▶ [Your objective]:
Go through the listing below and list every line with "icon".

▶ [Task data]:
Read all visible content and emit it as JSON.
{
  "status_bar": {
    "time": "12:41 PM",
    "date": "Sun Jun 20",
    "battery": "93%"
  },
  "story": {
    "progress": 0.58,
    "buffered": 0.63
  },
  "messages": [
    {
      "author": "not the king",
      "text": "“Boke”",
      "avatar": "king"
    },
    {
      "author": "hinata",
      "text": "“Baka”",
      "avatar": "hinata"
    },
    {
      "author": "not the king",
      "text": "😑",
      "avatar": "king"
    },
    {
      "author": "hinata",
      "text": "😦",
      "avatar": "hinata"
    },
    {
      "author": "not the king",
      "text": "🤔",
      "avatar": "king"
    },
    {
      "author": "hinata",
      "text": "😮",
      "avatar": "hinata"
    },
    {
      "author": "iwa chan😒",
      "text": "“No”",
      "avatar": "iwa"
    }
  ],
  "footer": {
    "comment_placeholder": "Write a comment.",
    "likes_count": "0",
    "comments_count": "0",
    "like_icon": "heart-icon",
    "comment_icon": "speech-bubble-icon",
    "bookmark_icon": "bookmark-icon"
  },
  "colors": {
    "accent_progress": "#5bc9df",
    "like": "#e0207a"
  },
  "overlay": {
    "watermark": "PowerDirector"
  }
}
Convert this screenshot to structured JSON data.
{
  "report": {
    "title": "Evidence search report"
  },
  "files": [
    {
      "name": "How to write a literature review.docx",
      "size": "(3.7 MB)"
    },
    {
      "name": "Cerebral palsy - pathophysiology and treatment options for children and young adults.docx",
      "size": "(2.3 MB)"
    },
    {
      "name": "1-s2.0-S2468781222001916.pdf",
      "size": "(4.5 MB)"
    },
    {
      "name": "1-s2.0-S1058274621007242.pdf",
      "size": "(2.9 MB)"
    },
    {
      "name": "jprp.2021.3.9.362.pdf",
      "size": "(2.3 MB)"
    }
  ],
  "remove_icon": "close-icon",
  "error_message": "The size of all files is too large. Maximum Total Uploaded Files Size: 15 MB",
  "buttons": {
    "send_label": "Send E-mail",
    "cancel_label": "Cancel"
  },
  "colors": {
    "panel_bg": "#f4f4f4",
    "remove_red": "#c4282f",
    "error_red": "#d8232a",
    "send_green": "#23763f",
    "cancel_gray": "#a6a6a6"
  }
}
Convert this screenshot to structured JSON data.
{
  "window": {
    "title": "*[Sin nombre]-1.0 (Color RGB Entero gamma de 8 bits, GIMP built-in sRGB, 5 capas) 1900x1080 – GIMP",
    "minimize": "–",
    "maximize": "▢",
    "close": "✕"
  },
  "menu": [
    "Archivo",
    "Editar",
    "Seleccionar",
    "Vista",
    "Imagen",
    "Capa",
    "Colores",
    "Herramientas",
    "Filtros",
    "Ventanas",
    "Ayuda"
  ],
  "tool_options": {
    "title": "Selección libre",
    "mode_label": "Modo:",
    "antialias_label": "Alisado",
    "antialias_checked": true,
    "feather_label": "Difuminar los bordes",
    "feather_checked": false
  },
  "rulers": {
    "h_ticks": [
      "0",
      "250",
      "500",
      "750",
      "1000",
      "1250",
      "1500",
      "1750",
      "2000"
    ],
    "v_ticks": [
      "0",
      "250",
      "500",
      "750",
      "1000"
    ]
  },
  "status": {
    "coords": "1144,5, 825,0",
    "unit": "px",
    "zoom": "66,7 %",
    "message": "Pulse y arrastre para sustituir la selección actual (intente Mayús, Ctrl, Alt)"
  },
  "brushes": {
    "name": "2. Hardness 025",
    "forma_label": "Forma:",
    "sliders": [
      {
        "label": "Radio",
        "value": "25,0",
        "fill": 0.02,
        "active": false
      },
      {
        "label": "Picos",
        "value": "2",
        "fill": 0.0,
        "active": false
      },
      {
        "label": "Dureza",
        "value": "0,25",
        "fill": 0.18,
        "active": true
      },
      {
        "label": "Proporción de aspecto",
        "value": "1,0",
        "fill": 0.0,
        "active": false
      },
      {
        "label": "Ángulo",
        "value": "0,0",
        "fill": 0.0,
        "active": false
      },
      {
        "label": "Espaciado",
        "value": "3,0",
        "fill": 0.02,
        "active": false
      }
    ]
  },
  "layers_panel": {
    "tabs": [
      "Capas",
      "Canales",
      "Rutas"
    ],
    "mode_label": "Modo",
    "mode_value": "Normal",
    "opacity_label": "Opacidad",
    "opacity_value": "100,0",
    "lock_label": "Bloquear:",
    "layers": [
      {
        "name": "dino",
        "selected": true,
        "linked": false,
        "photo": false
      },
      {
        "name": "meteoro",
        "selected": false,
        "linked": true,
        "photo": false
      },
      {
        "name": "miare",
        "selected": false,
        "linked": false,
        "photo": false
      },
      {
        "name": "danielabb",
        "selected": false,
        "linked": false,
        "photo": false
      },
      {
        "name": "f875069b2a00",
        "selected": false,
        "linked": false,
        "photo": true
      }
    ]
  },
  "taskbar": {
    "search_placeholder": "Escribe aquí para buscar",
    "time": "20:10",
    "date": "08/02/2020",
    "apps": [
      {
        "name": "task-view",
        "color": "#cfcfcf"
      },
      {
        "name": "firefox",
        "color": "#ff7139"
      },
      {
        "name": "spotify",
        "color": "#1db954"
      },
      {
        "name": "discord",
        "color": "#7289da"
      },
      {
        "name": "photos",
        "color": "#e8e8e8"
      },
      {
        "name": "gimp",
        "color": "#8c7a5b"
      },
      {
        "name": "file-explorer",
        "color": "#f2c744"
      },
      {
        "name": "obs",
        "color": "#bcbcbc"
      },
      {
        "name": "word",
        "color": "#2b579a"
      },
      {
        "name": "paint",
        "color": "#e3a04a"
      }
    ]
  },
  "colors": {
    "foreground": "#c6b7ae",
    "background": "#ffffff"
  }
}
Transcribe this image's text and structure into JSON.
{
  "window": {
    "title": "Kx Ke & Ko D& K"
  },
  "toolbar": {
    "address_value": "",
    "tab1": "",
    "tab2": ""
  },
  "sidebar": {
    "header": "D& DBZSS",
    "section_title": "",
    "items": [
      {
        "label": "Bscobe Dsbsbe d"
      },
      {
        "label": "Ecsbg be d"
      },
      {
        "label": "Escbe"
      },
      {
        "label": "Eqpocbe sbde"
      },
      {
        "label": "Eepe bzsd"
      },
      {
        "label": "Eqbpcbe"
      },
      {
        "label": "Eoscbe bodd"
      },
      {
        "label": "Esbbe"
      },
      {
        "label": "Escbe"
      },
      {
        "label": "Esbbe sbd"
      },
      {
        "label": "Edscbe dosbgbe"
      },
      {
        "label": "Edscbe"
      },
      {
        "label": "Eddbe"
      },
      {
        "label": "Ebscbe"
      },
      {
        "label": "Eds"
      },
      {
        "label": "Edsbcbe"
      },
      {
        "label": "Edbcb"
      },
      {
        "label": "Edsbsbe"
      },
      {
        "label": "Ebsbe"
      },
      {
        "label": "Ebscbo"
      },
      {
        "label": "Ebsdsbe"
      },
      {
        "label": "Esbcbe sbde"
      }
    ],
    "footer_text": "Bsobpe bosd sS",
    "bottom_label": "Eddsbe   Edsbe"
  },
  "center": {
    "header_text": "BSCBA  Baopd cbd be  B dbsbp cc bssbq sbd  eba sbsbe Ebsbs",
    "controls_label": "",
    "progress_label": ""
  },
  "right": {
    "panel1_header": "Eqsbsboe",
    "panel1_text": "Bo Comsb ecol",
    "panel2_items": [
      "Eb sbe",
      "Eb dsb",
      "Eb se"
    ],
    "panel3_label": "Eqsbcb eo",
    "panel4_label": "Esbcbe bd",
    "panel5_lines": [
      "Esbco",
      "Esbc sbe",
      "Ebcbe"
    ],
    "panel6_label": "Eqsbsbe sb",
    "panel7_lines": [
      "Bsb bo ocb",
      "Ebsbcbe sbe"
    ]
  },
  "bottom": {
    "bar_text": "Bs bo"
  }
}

▶ [Result]:
    "like_icon": "heart-icon",
    "comment_icon": "speech-bubble-icon",
    "bookmark_icon": "bookmark-icon"
  "remove_icon": "close-icon",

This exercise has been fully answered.